Each entry below must be repeated word for word.

Records excerpted from a collection:
-------------------------

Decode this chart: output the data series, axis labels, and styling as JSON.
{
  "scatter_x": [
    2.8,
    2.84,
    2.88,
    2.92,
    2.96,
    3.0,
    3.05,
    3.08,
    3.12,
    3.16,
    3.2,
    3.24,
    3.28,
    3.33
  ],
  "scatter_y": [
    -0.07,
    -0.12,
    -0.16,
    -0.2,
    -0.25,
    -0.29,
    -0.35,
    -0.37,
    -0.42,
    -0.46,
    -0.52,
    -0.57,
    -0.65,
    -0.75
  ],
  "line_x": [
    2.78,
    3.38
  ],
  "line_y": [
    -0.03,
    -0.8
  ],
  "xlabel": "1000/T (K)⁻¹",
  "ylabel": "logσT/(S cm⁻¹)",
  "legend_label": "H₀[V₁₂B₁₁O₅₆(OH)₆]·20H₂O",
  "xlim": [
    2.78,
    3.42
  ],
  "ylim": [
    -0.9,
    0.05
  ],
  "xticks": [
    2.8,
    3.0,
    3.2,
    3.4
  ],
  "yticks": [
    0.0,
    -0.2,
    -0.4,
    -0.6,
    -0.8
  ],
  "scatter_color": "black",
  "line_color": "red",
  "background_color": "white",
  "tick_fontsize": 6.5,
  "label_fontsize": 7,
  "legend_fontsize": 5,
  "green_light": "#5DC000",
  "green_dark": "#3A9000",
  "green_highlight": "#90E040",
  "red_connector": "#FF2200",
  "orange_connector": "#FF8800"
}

-------------------------

■ Answer:
Decode this chart: output the data series, axis labels, and styling as JSON.
{
  "scatter_x": [
    2.8,
    2.84,
    2.88,
    2.92,
    2.96,
    3.0,
    3.05,
    3.08,
    3.12,
    3.16,
    3.2,
    3.24,
    3.28,
    3.33
  ],
  "scatter_y": [
    -0.07,
    -0.12,
    -0.16,
    -0.2,
    -0.25,
    -0.29,
    -0.35,
    -0.37,
    -0.42,
    -0.46,
    -0.52,
    -0.57,
    -0.65,
    -0.75
  ],
  "line_x": [
    2.78,
    3.38
  ],
  "line_y": [
    -0.03,
    -0.8
  ],
  "xlabel": "1000/T (K)⁻¹",
  "ylabel": "logσT/(S cm⁻¹)",
  "legend_label": "H₀[V₁₂B₁₁O₅₆(OH)₆]·20H₂O",
  "xlim": [
    2.78,
    3.42
  ],
  "ylim": [
    -0.9,
    0.05
  ],
  "xticks": [
    2.8,
    3.0,
    3.2,
    3.4
  ],
  "yticks": [
    0.0,
    -0.2,
    -0.4,
    -0.6,
    -0.8
  ],
  "scatter_color": "black",
  "line_color": "red",
  "background_color": "white",
  "tick_fontsize": 6.5,
  "label_fontsize": 7,
  "legend_fontsize": 5,
  "green_light": "#5DC000",
  "green_dark": "#3A9000",
  "green_highlight": "#90E040",
  "red_connector": "#FF2200",
  "orange_connector": "#FF8800"
}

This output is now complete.